Exercise aim: Copy the lines from the one containing "paragraph-line: 单位应采取轮换作业制，缩短员工连续作业时间，并且不得安排室 [139,755,748,779]" through the one containing "paragraph-line: 作业，确实需要长时间作业的点，要搭设遮阳设施； [139,1032,622,1056]", both included, character for character.

[Records from a collection]
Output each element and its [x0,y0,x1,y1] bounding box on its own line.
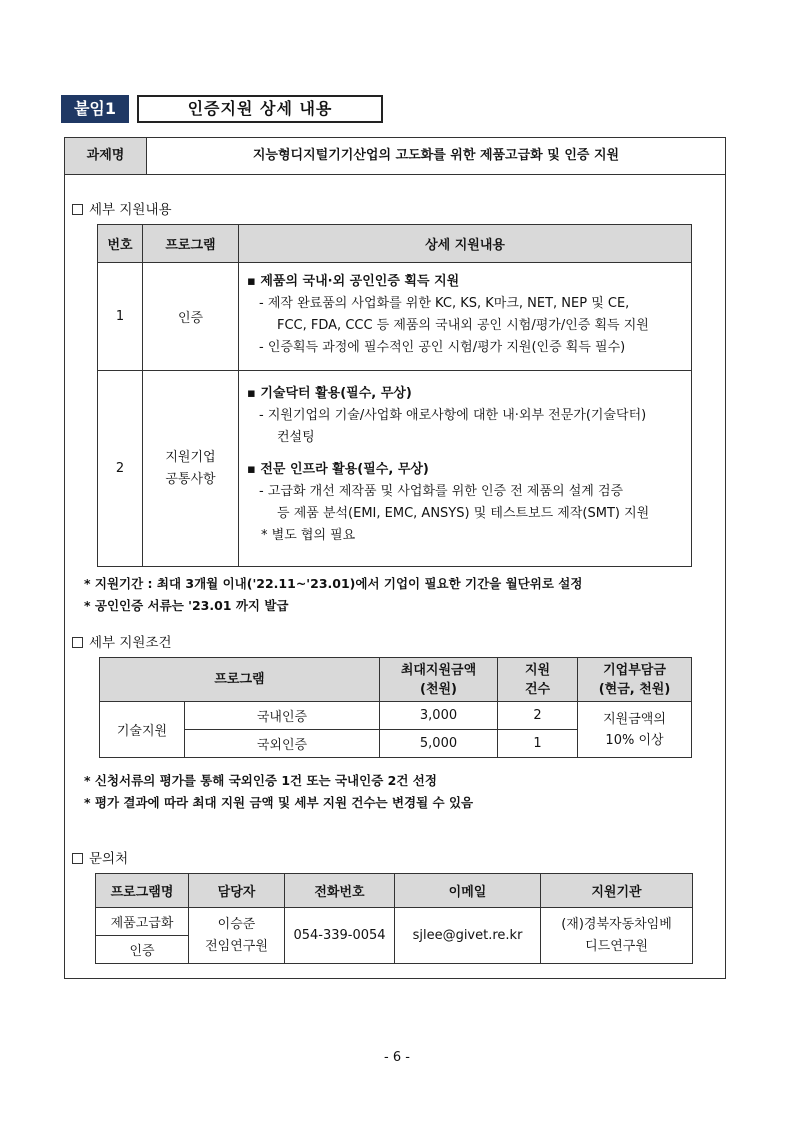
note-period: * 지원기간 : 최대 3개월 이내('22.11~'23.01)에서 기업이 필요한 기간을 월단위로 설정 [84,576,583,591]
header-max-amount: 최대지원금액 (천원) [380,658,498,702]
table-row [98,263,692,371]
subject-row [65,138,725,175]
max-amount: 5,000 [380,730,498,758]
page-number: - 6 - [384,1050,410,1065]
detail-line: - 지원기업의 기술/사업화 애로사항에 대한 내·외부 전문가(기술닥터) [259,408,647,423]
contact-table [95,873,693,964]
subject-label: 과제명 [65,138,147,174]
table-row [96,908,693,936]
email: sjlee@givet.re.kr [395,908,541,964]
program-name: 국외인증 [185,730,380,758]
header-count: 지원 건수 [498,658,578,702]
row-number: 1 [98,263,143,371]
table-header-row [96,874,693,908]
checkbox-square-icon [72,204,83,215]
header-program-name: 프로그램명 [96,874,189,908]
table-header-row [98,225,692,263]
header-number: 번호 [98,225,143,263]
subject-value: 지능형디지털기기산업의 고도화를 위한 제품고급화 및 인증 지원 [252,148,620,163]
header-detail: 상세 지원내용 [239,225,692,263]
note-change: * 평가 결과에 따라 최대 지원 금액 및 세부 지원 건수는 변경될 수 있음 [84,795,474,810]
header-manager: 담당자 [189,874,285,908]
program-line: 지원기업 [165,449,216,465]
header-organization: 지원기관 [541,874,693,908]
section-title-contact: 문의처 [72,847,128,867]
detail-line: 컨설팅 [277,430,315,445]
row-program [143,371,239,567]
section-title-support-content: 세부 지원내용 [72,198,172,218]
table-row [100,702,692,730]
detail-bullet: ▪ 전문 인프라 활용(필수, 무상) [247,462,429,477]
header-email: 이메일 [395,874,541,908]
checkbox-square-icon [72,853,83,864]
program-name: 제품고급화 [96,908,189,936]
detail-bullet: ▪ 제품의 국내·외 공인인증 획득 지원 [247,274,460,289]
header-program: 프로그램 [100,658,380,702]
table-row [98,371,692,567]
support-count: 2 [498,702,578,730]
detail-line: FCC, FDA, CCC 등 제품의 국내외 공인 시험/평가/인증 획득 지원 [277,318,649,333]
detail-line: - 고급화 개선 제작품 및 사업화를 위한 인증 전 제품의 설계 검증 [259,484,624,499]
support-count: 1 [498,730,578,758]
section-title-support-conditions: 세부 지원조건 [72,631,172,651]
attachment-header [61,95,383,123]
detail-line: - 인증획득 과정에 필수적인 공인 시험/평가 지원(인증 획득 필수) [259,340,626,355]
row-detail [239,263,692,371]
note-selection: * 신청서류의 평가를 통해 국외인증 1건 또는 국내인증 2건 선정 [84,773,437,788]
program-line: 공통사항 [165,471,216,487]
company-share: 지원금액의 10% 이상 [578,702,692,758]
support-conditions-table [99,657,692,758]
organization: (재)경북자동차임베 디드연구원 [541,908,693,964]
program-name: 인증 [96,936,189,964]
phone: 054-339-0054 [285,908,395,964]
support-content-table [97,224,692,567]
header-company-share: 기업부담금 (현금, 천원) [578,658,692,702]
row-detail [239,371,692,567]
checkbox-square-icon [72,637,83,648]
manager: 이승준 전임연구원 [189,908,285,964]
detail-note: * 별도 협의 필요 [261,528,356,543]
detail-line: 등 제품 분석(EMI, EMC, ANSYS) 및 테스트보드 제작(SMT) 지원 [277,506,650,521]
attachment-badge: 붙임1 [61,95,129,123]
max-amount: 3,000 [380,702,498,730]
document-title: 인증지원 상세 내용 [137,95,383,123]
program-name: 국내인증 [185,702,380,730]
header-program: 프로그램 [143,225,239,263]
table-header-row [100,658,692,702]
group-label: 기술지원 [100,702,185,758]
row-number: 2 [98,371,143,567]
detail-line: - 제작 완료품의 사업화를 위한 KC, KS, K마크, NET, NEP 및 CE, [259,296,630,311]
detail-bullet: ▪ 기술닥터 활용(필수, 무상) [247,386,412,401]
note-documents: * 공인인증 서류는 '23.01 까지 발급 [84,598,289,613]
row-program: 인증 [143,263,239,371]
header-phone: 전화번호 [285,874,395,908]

* * *

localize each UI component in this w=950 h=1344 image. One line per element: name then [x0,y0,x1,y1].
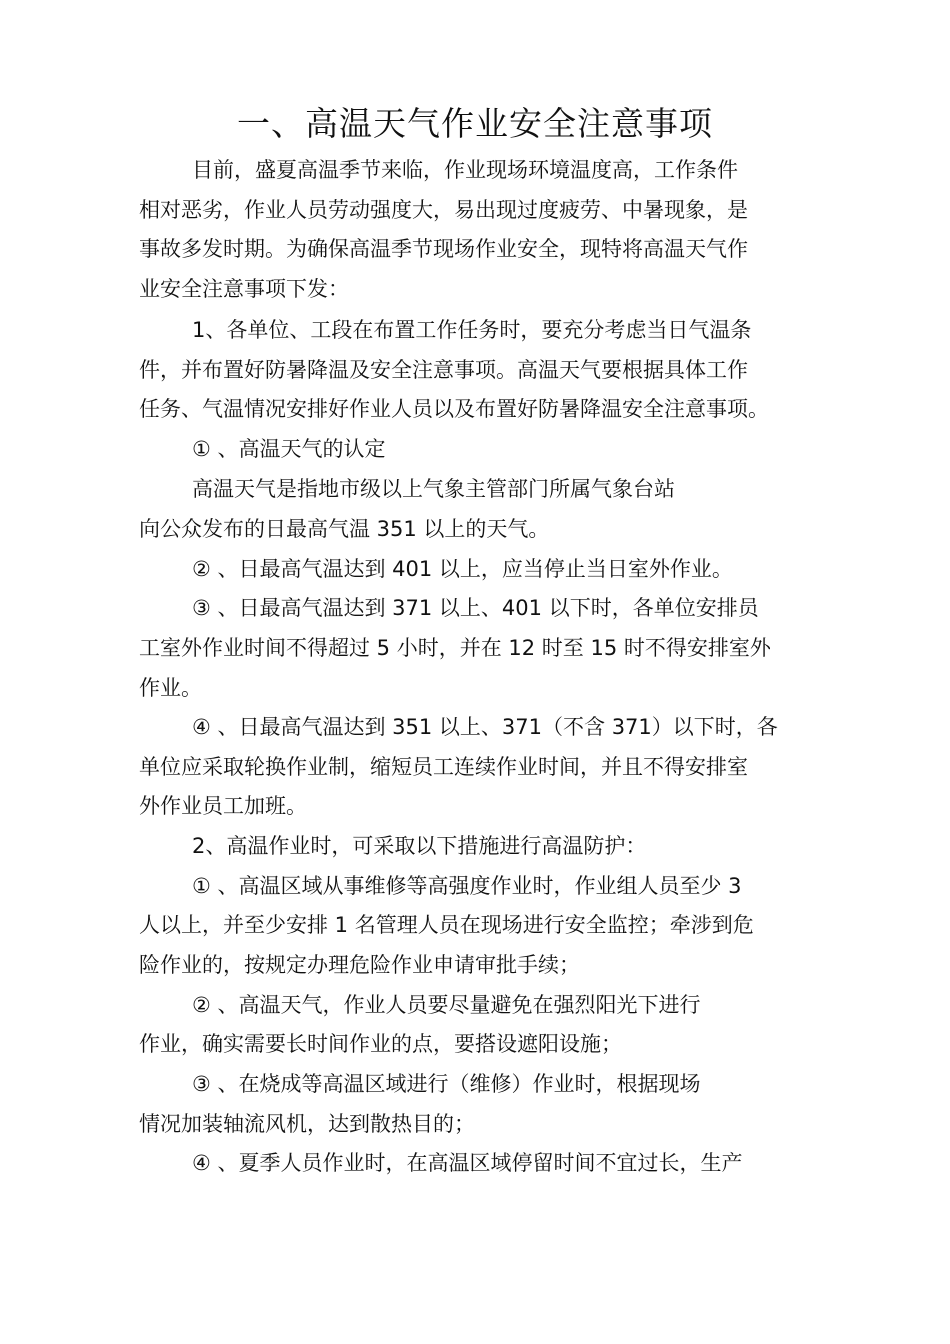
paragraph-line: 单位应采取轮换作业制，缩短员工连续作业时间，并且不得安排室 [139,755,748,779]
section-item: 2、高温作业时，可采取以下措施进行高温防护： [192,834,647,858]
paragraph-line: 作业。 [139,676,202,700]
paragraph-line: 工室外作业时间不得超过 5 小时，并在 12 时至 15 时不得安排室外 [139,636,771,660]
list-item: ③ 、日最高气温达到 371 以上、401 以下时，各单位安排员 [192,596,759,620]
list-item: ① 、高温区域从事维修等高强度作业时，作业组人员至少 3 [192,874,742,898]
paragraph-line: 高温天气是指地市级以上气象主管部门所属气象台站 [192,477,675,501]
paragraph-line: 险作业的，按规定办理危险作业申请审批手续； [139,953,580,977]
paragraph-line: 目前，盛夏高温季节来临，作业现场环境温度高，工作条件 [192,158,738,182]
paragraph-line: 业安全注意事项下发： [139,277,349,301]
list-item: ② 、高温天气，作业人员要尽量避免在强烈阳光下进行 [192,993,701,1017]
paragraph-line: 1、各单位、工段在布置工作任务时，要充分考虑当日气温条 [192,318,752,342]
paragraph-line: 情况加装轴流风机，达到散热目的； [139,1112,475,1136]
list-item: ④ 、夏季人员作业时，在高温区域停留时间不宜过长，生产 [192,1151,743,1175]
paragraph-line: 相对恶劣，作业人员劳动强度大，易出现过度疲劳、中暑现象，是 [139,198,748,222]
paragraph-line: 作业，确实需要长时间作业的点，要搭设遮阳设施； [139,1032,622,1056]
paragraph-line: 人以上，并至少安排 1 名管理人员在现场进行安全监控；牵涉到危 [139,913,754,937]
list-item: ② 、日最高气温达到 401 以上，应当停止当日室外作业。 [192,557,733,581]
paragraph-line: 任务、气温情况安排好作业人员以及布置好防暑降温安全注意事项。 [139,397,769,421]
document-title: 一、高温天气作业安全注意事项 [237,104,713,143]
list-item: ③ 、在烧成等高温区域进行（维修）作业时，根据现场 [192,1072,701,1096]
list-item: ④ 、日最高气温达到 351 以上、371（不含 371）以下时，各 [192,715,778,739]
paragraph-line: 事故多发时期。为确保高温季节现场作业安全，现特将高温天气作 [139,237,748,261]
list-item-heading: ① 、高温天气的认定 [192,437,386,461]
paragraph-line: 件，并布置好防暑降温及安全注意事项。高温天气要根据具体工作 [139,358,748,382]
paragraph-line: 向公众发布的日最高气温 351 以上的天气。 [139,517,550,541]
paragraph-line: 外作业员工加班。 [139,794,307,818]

Response to this exercise:
paragraph-line: 单位应采取轮换作业制，缩短员工连续作业时间，并且不得安排室 [139,755,748,779]
section-item: 2、高温作业时，可采取以下措施进行高温防护： [192,834,647,858]
paragraph-line: 作业。 [139,676,202,700]
paragraph-line: 工室外作业时间不得超过 5 小时，并在 12 时至 15 时不得安排室外 [139,636,771,660]
list-item: ③ 、日最高气温达到 371 以上、401 以下时，各单位安排员 [192,596,759,620]
list-item: ① 、高温区域从事维修等高强度作业时，作业组人员至少 3 [192,874,742,898]
paragraph-line: 高温天气是指地市级以上气象主管部门所属气象台站 [192,477,675,501]
paragraph-line: 险作业的，按规定办理危险作业申请审批手续； [139,953,580,977]
paragraph-line: 目前，盛夏高温季节来临，作业现场环境温度高，工作条件 [192,158,738,182]
paragraph-line: 业安全注意事项下发： [139,277,349,301]
list-item: ② 、高温天气，作业人员要尽量避免在强烈阳光下进行 [192,993,701,1017]
paragraph-line: 1、各单位、工段在布置工作任务时，要充分考虑当日气温条 [192,318,752,342]
paragraph-line: 情况加装轴流风机，达到散热目的； [139,1112,475,1136]
list-item: ④ 、夏季人员作业时，在高温区域停留时间不宜过长，生产 [192,1151,743,1175]
paragraph-line: 相对恶劣，作业人员劳动强度大，易出现过度疲劳、中暑现象，是 [139,198,748,222]
paragraph-line: 作业，确实需要长时间作业的点，要搭设遮阳设施； [139,1032,622,1056]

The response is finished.